++++ DATA IN THIS EXERCISE ++++
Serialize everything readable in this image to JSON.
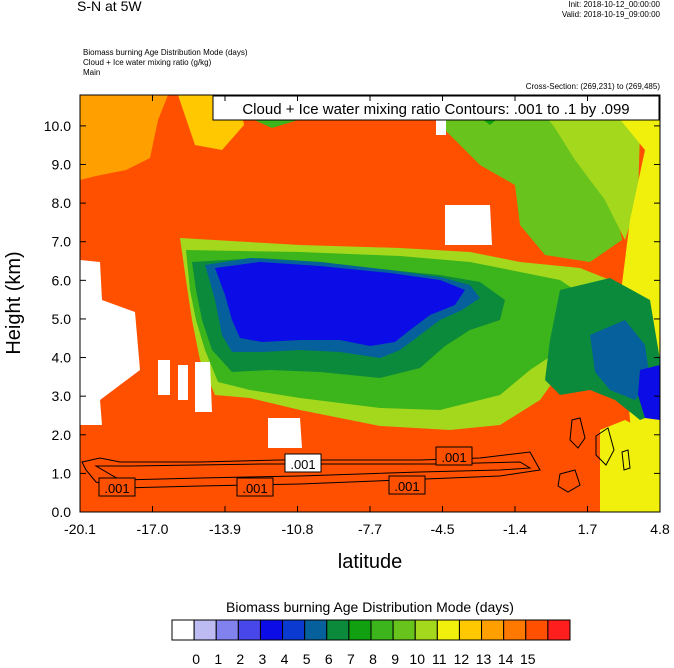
{
  "header": {
    "title": "S-N at 5W",
    "init": "Init: 2018-10-12_00:00:00",
    "valid": "Valid: 2018-10-19_09:00:00",
    "field1": "Biomass burning Age Distribution Mode   (days)",
    "field2": "Cloud + Ice water mixing ratio   (g/kg)",
    "field3": "Main",
    "cross_section": "Cross-Section: (269,231) to (269,485)"
  },
  "chart_data": {
    "type": "heatmap",
    "title": "",
    "info_box": "Cloud + Ice water mixing ratio Contours: .001 to .1 by .099",
    "xlabel": "latitude",
    "ylabel": "Height (km)",
    "xlim": [
      -20.1,
      4.8
    ],
    "ylim": [
      0.0,
      10.8
    ],
    "x_ticks": [
      "-20.1",
      "-17.0",
      "-13.9",
      "-10.8",
      "-7.7",
      "-4.5",
      "-1.4",
      "1.7",
      "4.8"
    ],
    "y_ticks": [
      "0.0",
      "1.0",
      "2.0",
      "3.0",
      "4.0",
      "5.0",
      "6.0",
      "7.0",
      "8.0",
      "9.0",
      "10.0"
    ],
    "colorbar": {
      "title": "Biomass burning Age Distribution Mode  (days)",
      "labels": [
        "0",
        "1",
        "2",
        "3",
        "4",
        "5",
        "6",
        "7",
        "8",
        "9",
        "10",
        "11",
        "12",
        "13",
        "14",
        "15"
      ],
      "colors": [
        "#ffffff",
        "#bcbcf3",
        "#8282ee",
        "#4848ea",
        "#0c0ce6",
        "#0a3ad0",
        "#06609c",
        "#0c8a3c",
        "#10a010",
        "#3cb41c",
        "#68c41c",
        "#a4d81c",
        "#f0f00c",
        "#ffc800",
        "#ffa000",
        "#ff7800",
        "#ff5000",
        "#ff1e1e"
      ]
    },
    "contour_labels": [
      ".001",
      ".001",
      ".001",
      ".001",
      ".001"
    ],
    "regions_days": {
      "background_upper_left": 13,
      "dominant_field": 14,
      "upper_anvil_band": 10,
      "mid_level_core": 4,
      "core_edge": 6,
      "lower_right_plume": 11,
      "surface_right": 12
    }
  }
}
++++
▸ **WHAT THE EXERCISE ASKS**
Which lines in the data above contain "mixing"? Show each one.

▸ **COMPLETE ANSWER**
    "field2": "Cloud + Ice water mixing ratio   (g/kg)",
    "info_box": "Cloud + Ice water mixing ratio Contours: .001 to .1 by .099",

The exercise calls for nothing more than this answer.